Exercise details: Find each line with "常见的旋转现象" and copy it.

Data in this exercise:
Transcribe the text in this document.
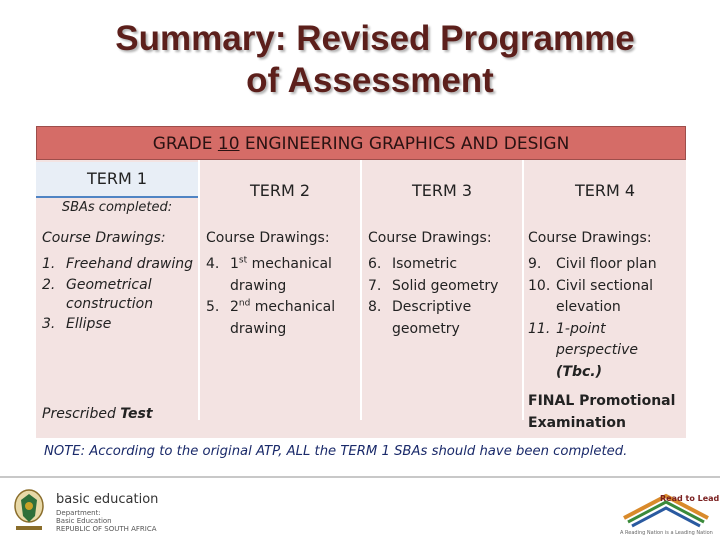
Summary: Revised Programme
of Assessment
GRADE 10 ENGINEERING GRAPHICS AND DESIGN
TERM 1
SBAs completed:
Course Drawings:
1. Freehand drawing
2. Geometrical construction
3. Ellipse
TERM 2
Course Drawings:
4. 1st mechanical drawing
5. 2nd mechanical drawing
TERM 3
Course Drawings:
6. Isometric
7. Solid geometry
8. Descriptive geometry
TERM 4
Course Drawings:
9. Civil floor plan
10. Civil sectional elevation
11. 1-point perspective
(Tbc.)
Prescribed Test
FINAL Promotional Examination
NOTE: According to the original ATP, ALL the TERM 1 SBAs should have been completed.
basic education
Department:
Basic Education
REPUBLIC OF SOUTH AFRICA
Read to Lead
A Reading Nation is a Leading Nation
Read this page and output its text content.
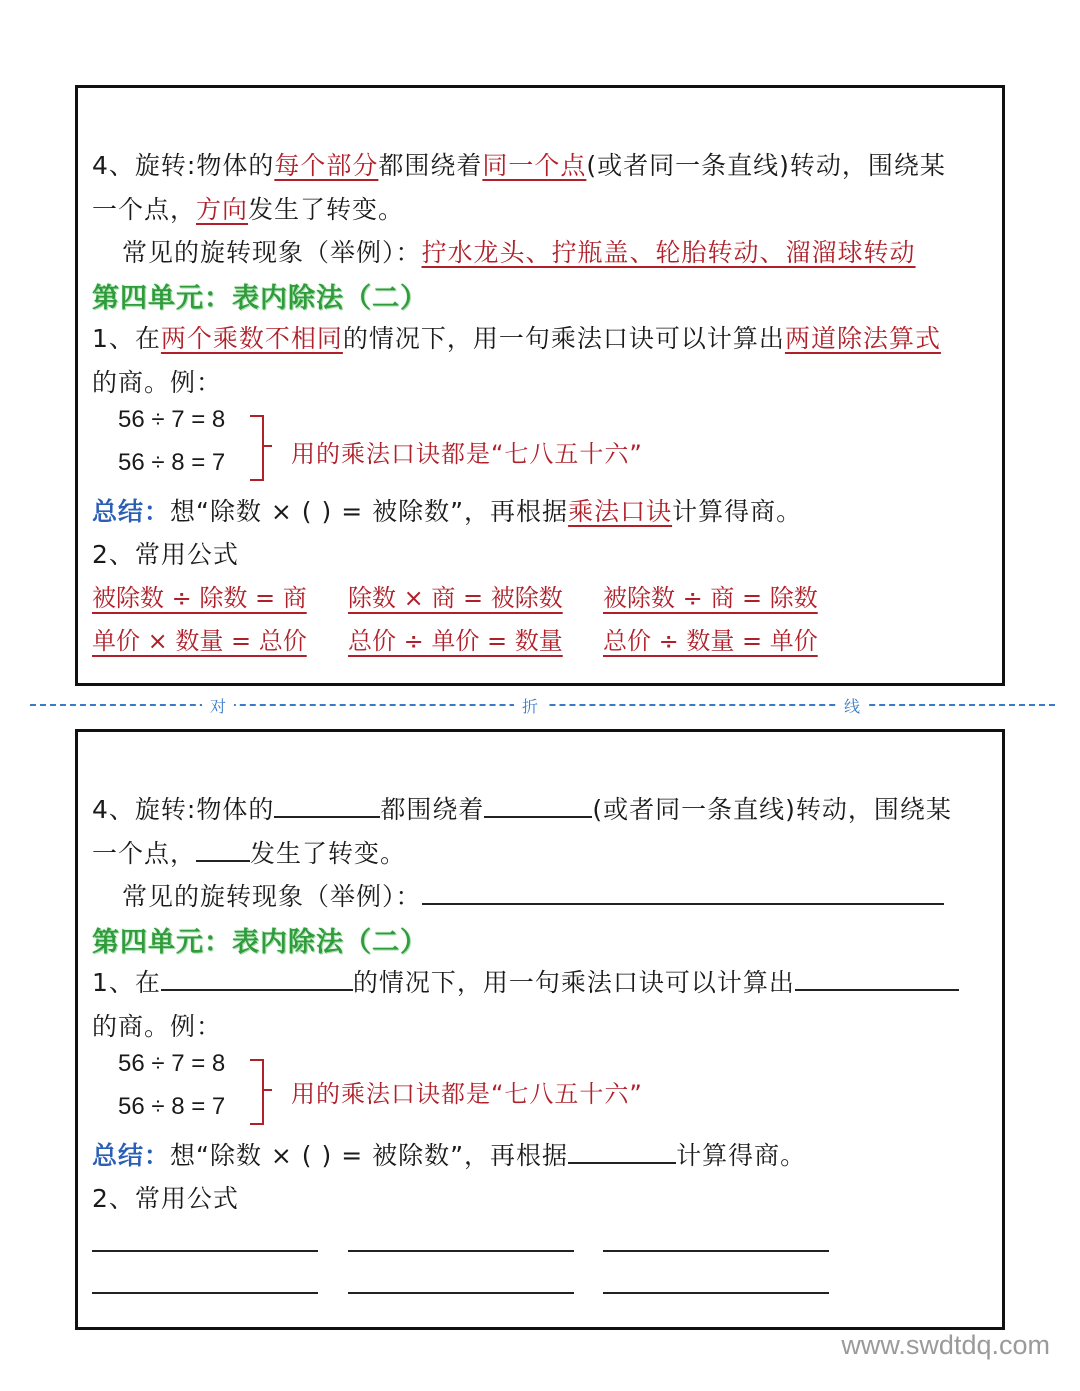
4、旋转:物体的每个部分都围绕着同一个点(或者同一条直线)转动，围绕某
一个点，方向发生了转变。
常见的旋转现象（举例）：拧水龙头、拧瓶盖、轮胎转动、溜溜球转动
第四单元：表内除法（二）
1、在两个乘数不相同的情况下，用一句乘法口诀可以计算出两道除法算式
的商。例：
56 ÷ 7 = 8
56 ÷ 8 = 7	用的乘法口诀都是“七八五十六”
总结：想“除数 × ( ) = 被除数”，再根据乘法口诀计算得商。
2、常用公式
被除数 ÷ 除数 = 商 除数 × 商 = 被除数 被除数 ÷ 商 = 除数
单价 × 数量 = 总价 总价 ÷ 单价 = 数量 总价 ÷ 数量 = 单价
对	折	线
4、旋转:物体的	都围绕着	(或者同一条直线)转动，围绕某
一个点， 发生了转变。
常见的旋转现象（举例）：
第四单元：表内除法（二）
1、在	的情况下，用一句乘法口诀可以计算出
的商。例：
56 ÷ 7 = 8
56 ÷ 8 = 7	用的乘法口诀都是“七八五十六”
总结：想“除数 × ( ) = 被除数”，再根据	计算得商。
2、常用公式
www.swdtdq.com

Answer to the task:
常见的旋转现象（举例）：拧水龙头、拧瓶盖、轮胎转动、溜溜球转动
常见的旋转现象（举例）：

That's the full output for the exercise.